_Short problem:_
Extract every line of the listing below verbatim, in its original order, but leave out the picture.

_The data:_
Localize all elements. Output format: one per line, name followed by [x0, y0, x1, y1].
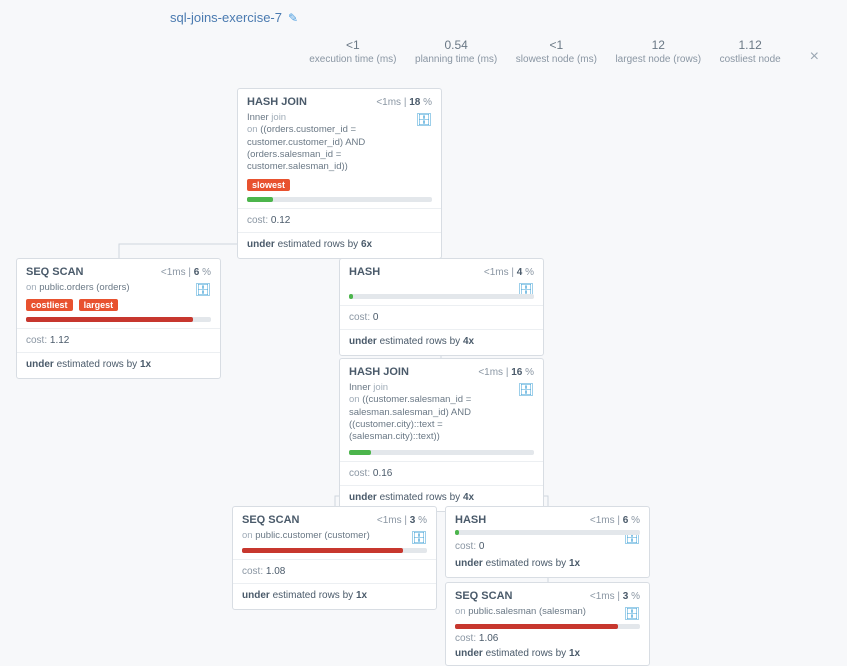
node-est: under estimated rows by 1x	[455, 558, 640, 569]
node-bar	[247, 197, 432, 202]
node-cost: cost: 0.16	[349, 468, 534, 479]
database-icon[interactable]: 🗄	[194, 282, 211, 298]
stats-bar: <1execution time (ms) 0.54planning time …	[300, 38, 790, 65]
node-desc: Inner join on ((customer.salesman_id = s…	[349, 382, 534, 444]
node-cost: cost: 1.08	[242, 566, 427, 577]
node-title: HASH JOIN	[349, 366, 409, 378]
node-est: under estimated rows by 4x	[349, 336, 534, 347]
node-desc: on public.customer (customer)	[242, 530, 427, 542]
close-icon[interactable]: ×	[810, 48, 819, 66]
plan-node-hash-1[interactable]: HASH <1ms | 4 % 🗄 cost: 0 under estimate…	[339, 258, 544, 356]
node-meta: <1ms | 18 %	[376, 97, 432, 108]
node-meta: <1ms | 4 %	[484, 267, 534, 278]
node-bar	[26, 317, 211, 322]
stat-cost: 1.12costliest node	[720, 38, 781, 65]
node-desc: Inner join on ((orders.customer_id = cus…	[247, 112, 432, 174]
node-meta: <1ms | 6 %	[590, 515, 640, 526]
stat-exec: <1execution time (ms)	[309, 38, 396, 65]
plan-node-seq-scan-customer[interactable]: SEQ SCAN <1ms | 3 % 🗄 on public.customer…	[232, 506, 437, 610]
plan-node-hash-join-inner[interactable]: HASH JOIN <1ms | 16 % 🗄 Inner join on ((…	[339, 358, 544, 512]
node-bar	[349, 294, 534, 299]
node-title: SEQ SCAN	[242, 514, 299, 526]
node-desc: on public.salesman (salesman)	[455, 606, 640, 618]
plan-node-hash-join-root[interactable]: HASH JOIN <1ms | 18 % 🗄 Inner join on ((…	[237, 88, 442, 259]
node-cost: cost: 0	[349, 312, 534, 323]
badge-costliest: costliest	[26, 299, 73, 311]
node-bar	[455, 530, 640, 535]
node-cost: cost: 1.06	[455, 633, 640, 644]
node-meta: <1ms | 3 %	[377, 515, 427, 526]
node-badges: slowest	[247, 179, 432, 191]
database-icon[interactable]: 🗄	[623, 606, 640, 622]
title-area: sql-joins-exercise-7 ✎	[170, 10, 298, 25]
stat-slow: <1slowest node (ms)	[516, 38, 597, 65]
node-cost: cost: 0	[455, 541, 640, 552]
stat-large: 12largest node (rows)	[615, 38, 701, 65]
node-est: under estimated rows by 4x	[349, 492, 534, 503]
plan-node-hash-2[interactable]: HASH <1ms | 6 % 🗄 cost: 0 under estimate…	[445, 506, 650, 578]
edit-icon[interactable]: ✎	[288, 11, 298, 25]
plan-node-seq-scan-salesman[interactable]: SEQ SCAN <1ms | 3 % 🗄 on public.salesman…	[445, 582, 650, 666]
badge-largest: largest	[79, 299, 119, 311]
node-desc: on public.orders (orders)	[26, 282, 211, 294]
badge-slowest: slowest	[247, 179, 290, 191]
node-title: HASH	[455, 514, 486, 526]
database-icon[interactable]: 🗄	[517, 382, 534, 398]
plan-node-seq-scan-orders[interactable]: SEQ SCAN <1ms | 6 % 🗄 on public.orders (…	[16, 258, 221, 379]
node-title: HASH JOIN	[247, 96, 307, 108]
page-title: sql-joins-exercise-7	[170, 10, 282, 25]
node-est: under estimated rows by 1x	[455, 648, 640, 659]
database-icon[interactable]: 🗄	[415, 112, 432, 128]
node-bar	[349, 450, 534, 455]
node-title: SEQ SCAN	[455, 590, 512, 602]
node-badges: costliest largest	[26, 299, 211, 311]
node-meta: <1ms | 6 %	[161, 267, 211, 278]
node-cost: cost: 1.12	[26, 335, 211, 346]
node-bar	[242, 548, 427, 553]
node-cost: cost: 0.12	[247, 215, 432, 226]
stat-plan: 0.54planning time (ms)	[415, 38, 497, 65]
node-title: HASH	[349, 266, 380, 278]
node-est: under estimated rows by 1x	[26, 359, 211, 370]
node-meta: <1ms | 3 %	[590, 591, 640, 602]
node-est: under estimated rows by 6x	[247, 239, 432, 250]
database-icon[interactable]: 🗄	[410, 530, 427, 546]
node-title: SEQ SCAN	[26, 266, 83, 278]
node-est: under estimated rows by 1x	[242, 590, 427, 601]
node-bar	[455, 624, 640, 629]
node-meta: <1ms | 16 %	[478, 367, 534, 378]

_Result for this exercise:_
Localize all elements. Output format: one per line, name followed by [x0, y0, x1, y1].
node-est: under estimated rows by 1x	[455, 558, 640, 569]
node-bar	[247, 197, 432, 202]
node-cost: cost: 0.16	[349, 468, 534, 479]
database-icon[interactable]: 🗄	[194, 282, 211, 298]
stats-bar: <1execution time (ms) 0.54planning time …	[300, 38, 790, 65]
node-desc: Inner join on ((customer.salesman_id = s…	[349, 382, 534, 444]
node-cost: cost: 1.08	[242, 566, 427, 577]
node-title: HASH JOIN	[349, 366, 409, 378]
node-est: under estimated rows by 4x	[349, 336, 534, 347]
node-desc: on public.customer (customer)	[242, 530, 427, 542]
close-icon[interactable]: ×	[810, 48, 819, 66]
plan-node-hash-1[interactable]: HASH <1ms | 4 % 🗄 cost: 0 under estimate…	[339, 258, 544, 356]
node-meta: <1ms | 18 %	[376, 97, 432, 108]
node-meta: <1ms | 4 %	[484, 267, 534, 278]
node-bar	[26, 317, 211, 322]
stat-cost: 1.12costliest node	[720, 38, 781, 65]
node-desc: Inner join on ((orders.customer_id = cus…	[247, 112, 432, 174]
node-meta: <1ms | 6 %	[590, 515, 640, 526]
stat-exec: <1execution time (ms)	[309, 38, 396, 65]
plan-node-seq-scan-customer[interactable]: SEQ SCAN <1ms | 3 % 🗄 on public.customer…	[232, 506, 437, 610]
plan-node-hash-join-inner[interactable]: HASH JOIN <1ms | 16 % 🗄 Inner join on ((…	[339, 358, 544, 512]
node-bar	[349, 294, 534, 299]
node-title: SEQ SCAN	[242, 514, 299, 526]
node-desc: on public.salesman (salesman)	[455, 606, 640, 618]
plan-node-hash-join-root[interactable]: HASH JOIN <1ms | 18 % 🗄 Inner join on ((…	[237, 88, 442, 259]
node-cost: cost: 0	[349, 312, 534, 323]
badge-costliest: costliest	[26, 299, 73, 311]
node-bar	[455, 530, 640, 535]
node-cost: cost: 1.06	[455, 633, 640, 644]
node-meta: <1ms | 3 %	[377, 515, 427, 526]
node-badges: slowest	[247, 179, 432, 191]
database-icon[interactable]: 🗄	[623, 606, 640, 622]
title-area: sql-joins-exercise-7 ✎	[170, 10, 298, 25]
stat-slow: <1slowest node (ms)	[516, 38, 597, 65]
node-cost: cost: 0	[455, 541, 640, 552]
stat-large: 12largest node (rows)	[615, 38, 701, 65]
node-est: under estimated rows by 4x	[349, 492, 534, 503]
plan-node-hash-2[interactable]: HASH <1ms | 6 % 🗄 cost: 0 under estimate…	[445, 506, 650, 578]
edit-icon[interactable]: ✎	[288, 11, 298, 25]
plan-node-seq-scan-salesman[interactable]: SEQ SCAN <1ms | 3 % 🗄 on public.salesman…	[445, 582, 650, 666]
badge-largest: largest	[79, 299, 119, 311]
node-desc: on public.orders (orders)	[26, 282, 211, 294]
badge-slowest: slowest	[247, 179, 290, 191]
node-title: HASH	[455, 514, 486, 526]
database-icon[interactable]: 🗄	[517, 382, 534, 398]
plan-node-seq-scan-orders[interactable]: SEQ SCAN <1ms | 6 % 🗄 on public.orders (…	[16, 258, 221, 379]
node-title: HASH JOIN	[247, 96, 307, 108]
page-title: sql-joins-exercise-7	[170, 10, 282, 25]
node-est: under estimated rows by 1x	[455, 648, 640, 659]
database-icon[interactable]: 🗄	[415, 112, 432, 128]
node-bar	[349, 450, 534, 455]
node-title: SEQ SCAN	[455, 590, 512, 602]
node-badges: costliest largest	[26, 299, 211, 311]
node-meta: <1ms | 6 %	[161, 267, 211, 278]
node-cost: cost: 1.12	[26, 335, 211, 346]
node-bar	[242, 548, 427, 553]
node-cost: cost: 0.12	[247, 215, 432, 226]
stat-plan: 0.54planning time (ms)	[415, 38, 497, 65]
node-title: HASH	[349, 266, 380, 278]
node-est: under estimated rows by 1x	[26, 359, 211, 370]
node-meta: <1ms | 3 %	[590, 591, 640, 602]
node-est: under estimated rows by 6x	[247, 239, 432, 250]
database-icon[interactable]: 🗄	[410, 530, 427, 546]
node-title: SEQ SCAN	[26, 266, 83, 278]
node-est: under estimated rows by 1x	[242, 590, 427, 601]
node-bar	[455, 624, 640, 629]
node-meta: <1ms | 16 %	[478, 367, 534, 378]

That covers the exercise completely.